▸ **Data records**

=====

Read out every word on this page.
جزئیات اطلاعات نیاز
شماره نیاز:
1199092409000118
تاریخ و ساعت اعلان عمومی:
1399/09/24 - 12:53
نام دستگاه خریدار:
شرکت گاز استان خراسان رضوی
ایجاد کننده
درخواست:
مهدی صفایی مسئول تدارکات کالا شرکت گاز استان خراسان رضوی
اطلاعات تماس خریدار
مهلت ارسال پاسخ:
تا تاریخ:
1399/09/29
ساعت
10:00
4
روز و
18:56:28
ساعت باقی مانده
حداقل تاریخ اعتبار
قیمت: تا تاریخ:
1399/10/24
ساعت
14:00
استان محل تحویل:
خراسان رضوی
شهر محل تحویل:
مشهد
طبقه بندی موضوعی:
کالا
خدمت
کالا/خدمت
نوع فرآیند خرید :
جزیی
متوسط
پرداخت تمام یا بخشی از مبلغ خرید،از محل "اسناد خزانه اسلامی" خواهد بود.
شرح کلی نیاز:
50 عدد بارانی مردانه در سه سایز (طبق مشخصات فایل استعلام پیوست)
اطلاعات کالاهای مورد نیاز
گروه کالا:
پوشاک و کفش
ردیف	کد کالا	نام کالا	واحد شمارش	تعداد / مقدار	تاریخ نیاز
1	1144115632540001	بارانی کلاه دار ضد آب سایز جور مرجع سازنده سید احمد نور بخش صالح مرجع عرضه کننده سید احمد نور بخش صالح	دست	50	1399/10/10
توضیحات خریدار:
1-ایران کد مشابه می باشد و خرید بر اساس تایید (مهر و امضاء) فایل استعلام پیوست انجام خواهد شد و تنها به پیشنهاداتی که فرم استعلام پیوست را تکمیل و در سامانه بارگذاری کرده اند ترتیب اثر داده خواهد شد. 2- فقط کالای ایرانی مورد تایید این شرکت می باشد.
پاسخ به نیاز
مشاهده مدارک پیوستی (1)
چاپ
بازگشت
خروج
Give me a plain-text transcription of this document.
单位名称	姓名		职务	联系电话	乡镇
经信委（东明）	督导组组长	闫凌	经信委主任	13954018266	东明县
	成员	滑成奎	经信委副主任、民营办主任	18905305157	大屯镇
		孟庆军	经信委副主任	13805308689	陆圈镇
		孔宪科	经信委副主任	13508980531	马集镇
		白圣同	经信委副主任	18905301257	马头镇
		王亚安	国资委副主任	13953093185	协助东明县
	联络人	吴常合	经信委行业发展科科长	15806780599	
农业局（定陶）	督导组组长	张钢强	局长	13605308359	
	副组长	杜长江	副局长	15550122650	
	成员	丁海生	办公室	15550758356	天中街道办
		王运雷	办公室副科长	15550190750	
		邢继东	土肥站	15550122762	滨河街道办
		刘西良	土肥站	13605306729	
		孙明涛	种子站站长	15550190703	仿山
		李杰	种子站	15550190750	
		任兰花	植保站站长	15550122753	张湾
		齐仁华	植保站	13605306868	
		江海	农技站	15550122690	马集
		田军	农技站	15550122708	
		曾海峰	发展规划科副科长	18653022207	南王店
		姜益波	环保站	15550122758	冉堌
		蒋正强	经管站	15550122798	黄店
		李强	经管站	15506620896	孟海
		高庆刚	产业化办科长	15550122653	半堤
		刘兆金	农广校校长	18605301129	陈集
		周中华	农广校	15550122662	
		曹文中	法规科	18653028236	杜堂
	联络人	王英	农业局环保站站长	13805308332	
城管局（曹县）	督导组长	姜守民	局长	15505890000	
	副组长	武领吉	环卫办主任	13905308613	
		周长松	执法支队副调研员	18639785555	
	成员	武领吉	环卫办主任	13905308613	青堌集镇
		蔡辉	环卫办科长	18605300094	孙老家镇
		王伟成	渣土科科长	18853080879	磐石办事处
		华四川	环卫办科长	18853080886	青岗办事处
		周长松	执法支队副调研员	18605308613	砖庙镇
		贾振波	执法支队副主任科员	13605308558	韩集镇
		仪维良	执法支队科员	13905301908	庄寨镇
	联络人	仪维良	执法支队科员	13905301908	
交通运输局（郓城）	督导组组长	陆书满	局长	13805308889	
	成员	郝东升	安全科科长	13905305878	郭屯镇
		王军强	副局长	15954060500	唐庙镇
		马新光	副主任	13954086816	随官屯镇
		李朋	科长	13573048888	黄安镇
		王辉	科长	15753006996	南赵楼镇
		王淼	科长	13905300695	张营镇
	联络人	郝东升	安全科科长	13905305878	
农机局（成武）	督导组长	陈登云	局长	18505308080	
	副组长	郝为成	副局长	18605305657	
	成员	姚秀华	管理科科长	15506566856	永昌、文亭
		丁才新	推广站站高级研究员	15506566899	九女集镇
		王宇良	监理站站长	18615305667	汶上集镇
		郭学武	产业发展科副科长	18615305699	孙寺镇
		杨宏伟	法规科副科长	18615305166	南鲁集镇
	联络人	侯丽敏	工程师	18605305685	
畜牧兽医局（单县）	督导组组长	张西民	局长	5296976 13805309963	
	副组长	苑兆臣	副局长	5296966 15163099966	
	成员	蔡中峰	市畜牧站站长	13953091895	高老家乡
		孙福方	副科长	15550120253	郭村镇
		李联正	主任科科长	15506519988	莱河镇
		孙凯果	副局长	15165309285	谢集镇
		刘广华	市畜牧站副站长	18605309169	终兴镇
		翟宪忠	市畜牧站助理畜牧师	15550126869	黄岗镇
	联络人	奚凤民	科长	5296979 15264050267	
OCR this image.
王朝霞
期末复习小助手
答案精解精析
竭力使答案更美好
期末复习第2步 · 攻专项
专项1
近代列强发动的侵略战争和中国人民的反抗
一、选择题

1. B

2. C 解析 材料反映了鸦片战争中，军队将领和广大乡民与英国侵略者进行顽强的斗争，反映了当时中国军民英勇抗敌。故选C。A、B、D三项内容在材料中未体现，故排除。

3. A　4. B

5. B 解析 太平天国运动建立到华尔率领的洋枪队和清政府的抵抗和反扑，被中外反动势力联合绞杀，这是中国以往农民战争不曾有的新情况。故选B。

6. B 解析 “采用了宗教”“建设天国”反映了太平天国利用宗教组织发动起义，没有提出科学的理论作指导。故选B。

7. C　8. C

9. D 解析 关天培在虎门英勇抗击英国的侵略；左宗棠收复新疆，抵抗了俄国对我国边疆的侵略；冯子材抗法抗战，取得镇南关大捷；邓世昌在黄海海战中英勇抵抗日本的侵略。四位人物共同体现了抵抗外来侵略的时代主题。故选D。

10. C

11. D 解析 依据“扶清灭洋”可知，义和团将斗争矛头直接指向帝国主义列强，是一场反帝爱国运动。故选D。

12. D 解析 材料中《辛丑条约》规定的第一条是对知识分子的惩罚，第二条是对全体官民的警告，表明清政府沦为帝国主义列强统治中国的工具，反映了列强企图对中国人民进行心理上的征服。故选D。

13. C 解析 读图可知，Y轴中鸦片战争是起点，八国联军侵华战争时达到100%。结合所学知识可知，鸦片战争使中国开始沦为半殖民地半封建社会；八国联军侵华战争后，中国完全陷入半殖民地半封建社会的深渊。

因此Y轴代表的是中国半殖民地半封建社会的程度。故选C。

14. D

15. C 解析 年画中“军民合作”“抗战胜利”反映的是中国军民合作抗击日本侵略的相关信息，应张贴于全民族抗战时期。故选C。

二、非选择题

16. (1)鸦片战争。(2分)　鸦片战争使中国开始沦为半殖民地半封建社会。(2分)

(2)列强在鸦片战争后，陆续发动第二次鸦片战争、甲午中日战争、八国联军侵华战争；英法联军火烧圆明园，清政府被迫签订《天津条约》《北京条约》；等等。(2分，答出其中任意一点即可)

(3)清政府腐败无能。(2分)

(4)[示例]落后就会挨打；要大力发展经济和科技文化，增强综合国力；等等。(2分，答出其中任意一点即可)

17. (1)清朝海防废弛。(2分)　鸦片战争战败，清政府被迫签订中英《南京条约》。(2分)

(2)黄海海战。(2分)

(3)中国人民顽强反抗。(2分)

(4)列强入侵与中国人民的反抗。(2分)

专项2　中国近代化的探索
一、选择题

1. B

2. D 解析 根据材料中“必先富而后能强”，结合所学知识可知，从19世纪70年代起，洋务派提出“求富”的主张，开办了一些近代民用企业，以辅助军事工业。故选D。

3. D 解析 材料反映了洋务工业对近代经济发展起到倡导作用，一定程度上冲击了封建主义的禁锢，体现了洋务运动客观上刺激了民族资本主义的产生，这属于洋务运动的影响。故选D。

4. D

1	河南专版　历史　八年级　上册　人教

=====

▸ **The task**
Set down exactly what runs from the line with "OCR this image." to the last line of the data above, including both of those lines and no others.

▸ **Answer to the task**
OCR this image.
王朝霞
期末复习小助手
答案精解精析
竭力使答案更美好
期末复习第2步 · 攻专项
专项1
近代列强发动的侵略战争和中国人民的反抗
一、选择题

1. B

2. C 解析 材料反映了鸦片战争中，军队将领和广大乡民与英国侵略者进行顽强的斗争，反映了当时中国军民英勇抗敌。故选C。A、B、D三项内容在材料中未体现，故排除。

3. A　4. B

5. B 解析 太平天国运动建立到华尔率领的洋枪队和清政府的抵抗和反扑，被中外反动势力联合绞杀，这是中国以往农民战争不曾有的新情况。故选B。

6. B 解析 “采用了宗教”“建设天国”反映了太平天国利用宗教组织发动起义，没有提出科学的理论作指导。故选B。

7. C　8. C

9. D 解析 关天培在虎门英勇抗击英国的侵略；左宗棠收复新疆，抵抗了俄国对我国边疆的侵略；冯子材抗法抗战，取得镇南关大捷；邓世昌在黄海海战中英勇抵抗日本的侵略。四位人物共同体现了抵抗外来侵略的时代主题。故选D。

10. C

11. D 解析 依据“扶清灭洋”可知，义和团将斗争矛头直接指向帝国主义列强，是一场反帝爱国运动。故选D。

12. D 解析 材料中《辛丑条约》规定的第一条是对知识分子的惩罚，第二条是对全体官民的警告，表明清政府沦为帝国主义列强统治中国的工具，反映了列强企图对中国人民进行心理上的征服。故选D。

13. C 解析 读图可知，Y轴中鸦片战争是起点，八国联军侵华战争时达到100%。结合所学知识可知，鸦片战争使中国开始沦为半殖民地半封建社会；八国联军侵华战争后，中国完全陷入半殖民地半封建社会的深渊。

因此Y轴代表的是中国半殖民地半封建社会的程度。故选C。

14. D

15. C 解析 年画中“军民合作”“抗战胜利”反映的是中国军民合作抗击日本侵略的相关信息，应张贴于全民族抗战时期。故选C。

二、非选择题

16. (1)鸦片战争。(2分)　鸦片战争使中国开始沦为半殖民地半封建社会。(2分)

(2)列强在鸦片战争后，陆续发动第二次鸦片战争、甲午中日战争、八国联军侵华战争；英法联军火烧圆明园，清政府被迫签订《天津条约》《北京条约》；等等。(2分，答出其中任意一点即可)

(3)清政府腐败无能。(2分)

(4)[示例]落后就会挨打；要大力发展经济和科技文化，增强综合国力；等等。(2分，答出其中任意一点即可)

17. (1)清朝海防废弛。(2分)　鸦片战争战败，清政府被迫签订中英《南京条约》。(2分)

(2)黄海海战。(2分)

(3)中国人民顽强反抗。(2分)

(4)列强入侵与中国人民的反抗。(2分)

专项2　中国近代化的探索
一、选择题

1. B

2. D 解析 根据材料中“必先富而后能强”，结合所学知识可知，从19世纪70年代起，洋务派提出“求富”的主张，开办了一些近代民用企业，以辅助军事工业。故选D。

3. D 解析 材料反映了洋务工业对近代经济发展起到倡导作用，一定程度上冲击了封建主义的禁锢，体现了洋务运动客观上刺激了民族资本主义的产生，这属于洋务运动的影响。故选D。

4. D

1	河南专版　历史　八年级　上册　人教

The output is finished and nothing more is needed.